Extract every line where the string "pulses" appears.

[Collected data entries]
START

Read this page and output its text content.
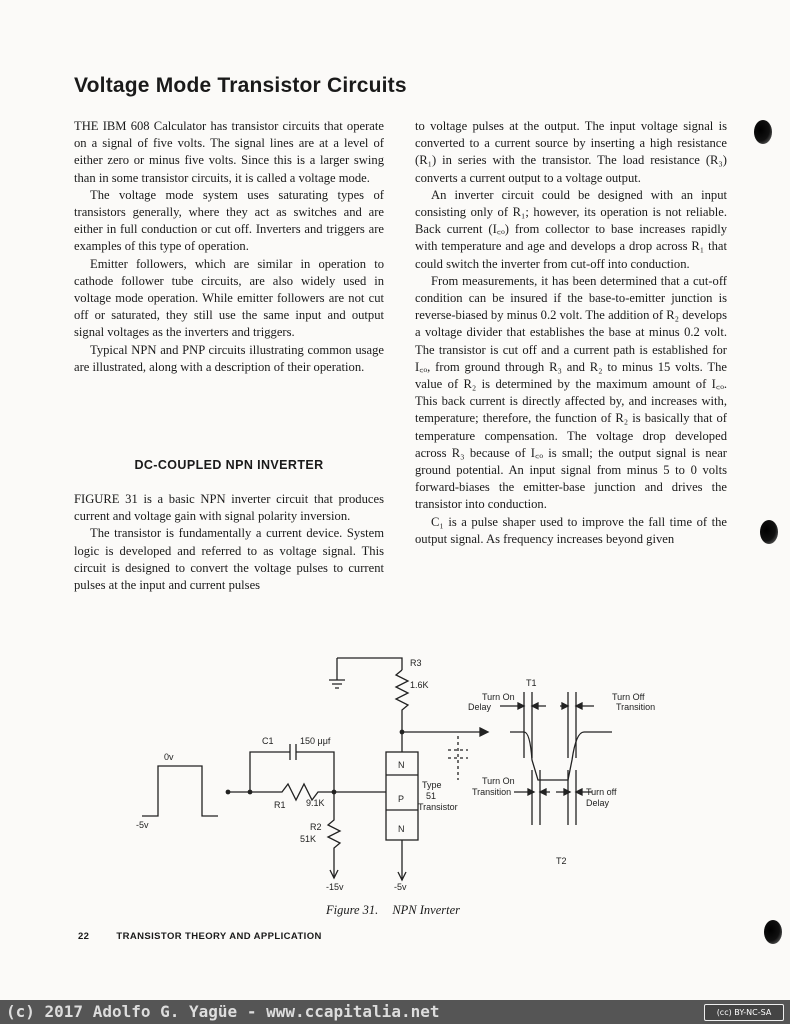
Voltage Mode Transistor Circuits

THE IBM 608 Calculator has transistor circuits that operate on a signal of five volts. The signal lines are at a level of either zero or minus five volts. Since this is a larger swing than in some transistor circuits, it is called a voltage mode.

The voltage mode system uses saturating types of transistors generally, where they act as switches and are either in full conduction or cut off. Inverters and triggers are examples of this type of operation.

Emitter followers, which are similar in operation to cathode follower tube circuits, are also widely used in voltage mode operation. While emitter followers are not cut off or saturated, they still use the same input and output signal voltages as the inverters and triggers.

Typical NPN and PNP circuits illustrating common usage are illustrated, along with a description of their operation.

DC-COUPLED NPN INVERTER

FIGURE 31 is a basic NPN inverter circuit that produces current and voltage gain with signal polarity inversion.

The transistor is fundamentally a current device. System logic is developed and referred to as voltage signal. This circuit is designed to convert the voltage pulses to current pulses at the input and current pulses

to voltage pulses at the output. The input voltage signal is converted to a current source by inserting a high resistance (R₁) in series with the transistor. The load resistance (R₃) converts a current output to a voltage output.

An inverter circuit could be designed with an input consisting only of R₁; however, its operation is not reliable. Back current (I꜀ₒ) from collector to base increases rapidly with temperature and age and develops a drop across R₁ that could switch the inverter from cut-off into conduction.

From measurements, it has been determined that a cut-off condition can be insured if the base-to-emitter junction is reverse-biased by minus 0.2 volt. The addition of R₂ develops a voltage divider that establishes the base at minus 0.2 volt. The transistor is cut off and a current path is established for I꜀ₒ, from ground through R₃ and R₂ to minus 15 volts. The value of R₂ is determined by the maximum amount of I꜀ₒ. This back current is directly affected by, and increases with, temperature; therefore, the function of R₂ is basically that of temperature compensation. The voltage drop developed across R₃ because of I꜀ₒ is small; the output signal is near ground potential. An input signal from minus 5 to 0 volts forward-biases the emitter-base junction and drives the transistor into conduction.

C₁ is a pulse shaper used to improve the fall time of the output signal. As frequency increases beyond given

R3
1.6K
C1	150 μμf
R1 9.1K
R2
51K
0v
-5v
-15v	-5v
N
P
N
Type
51
Transistor
T1
T2
Turn On
Delay
Turn Off
Transition
Turn On
Transition	Turn off
Delay
Figure 31. NPN Inverter
22	TRANSISTOR THEORY AND APPLICATION
(c) 2017 Adolfo G. Yagüe - www.ccapitalia.net	(cc) BY-NC-SA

END

## WRITTEN RESPONSE
The transistor is fundamentally a current device. System logic is developed and referred to as voltage signal. This circuit is designed to convert the voltage pulses to current pulses at the input and current pulses
to voltage pulses at the output. The input voltage signal is converted to a current source by inserting a high resistance (R₁) in series with the transistor. The load resistance (R₃) converts a current output to a voltage output.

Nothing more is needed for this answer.